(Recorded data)
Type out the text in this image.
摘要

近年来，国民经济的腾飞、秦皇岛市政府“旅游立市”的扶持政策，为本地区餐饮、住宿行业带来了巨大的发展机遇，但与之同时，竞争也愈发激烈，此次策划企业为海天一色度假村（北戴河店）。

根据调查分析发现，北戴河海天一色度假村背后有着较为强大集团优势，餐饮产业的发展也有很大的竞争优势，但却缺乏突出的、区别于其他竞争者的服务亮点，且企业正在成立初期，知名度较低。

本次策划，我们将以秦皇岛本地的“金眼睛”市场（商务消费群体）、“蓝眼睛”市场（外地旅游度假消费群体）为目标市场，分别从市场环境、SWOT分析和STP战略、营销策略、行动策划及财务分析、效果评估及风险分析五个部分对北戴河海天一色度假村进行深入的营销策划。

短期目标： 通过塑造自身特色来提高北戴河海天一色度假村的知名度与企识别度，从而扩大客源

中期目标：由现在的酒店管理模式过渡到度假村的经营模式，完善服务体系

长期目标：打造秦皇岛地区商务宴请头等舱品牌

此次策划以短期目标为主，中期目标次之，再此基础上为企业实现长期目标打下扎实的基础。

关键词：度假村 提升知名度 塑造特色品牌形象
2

__Goal__.
Write the whole listing out again. Keep every line exactly as it is.

__Result of this task__.
Type out the text in this image.
摘要

近年来，国民经济的腾飞、秦皇岛市政府“旅游立市”的扶持政策，为本地区餐饮、住宿行业带来了巨大的发展机遇，但与之同时，竞争也愈发激烈，此次策划企业为海天一色度假村（北戴河店）。

根据调查分析发现，北戴河海天一色度假村背后有着较为强大集团优势，餐饮产业的发展也有很大的竞争优势，但却缺乏突出的、区别于其他竞争者的服务亮点，且企业正在成立初期，知名度较低。

本次策划，我们将以秦皇岛本地的“金眼睛”市场（商务消费群体）、“蓝眼睛”市场（外地旅游度假消费群体）为目标市场，分别从市场环境、SWOT分析和STP战略、营销策略、行动策划及财务分析、效果评估及风险分析五个部分对北戴河海天一色度假村进行深入的营销策划。

短期目标： 通过塑造自身特色来提高北戴河海天一色度假村的知名度与企识别度，从而扩大客源

中期目标：由现在的酒店管理模式过渡到度假村的经营模式，完善服务体系

长期目标：打造秦皇岛地区商务宴请头等舱品牌

此次策划以短期目标为主，中期目标次之，再此基础上为企业实现长期目标打下扎实的基础。

关键词：度假村 提升知名度 塑造特色品牌形象
2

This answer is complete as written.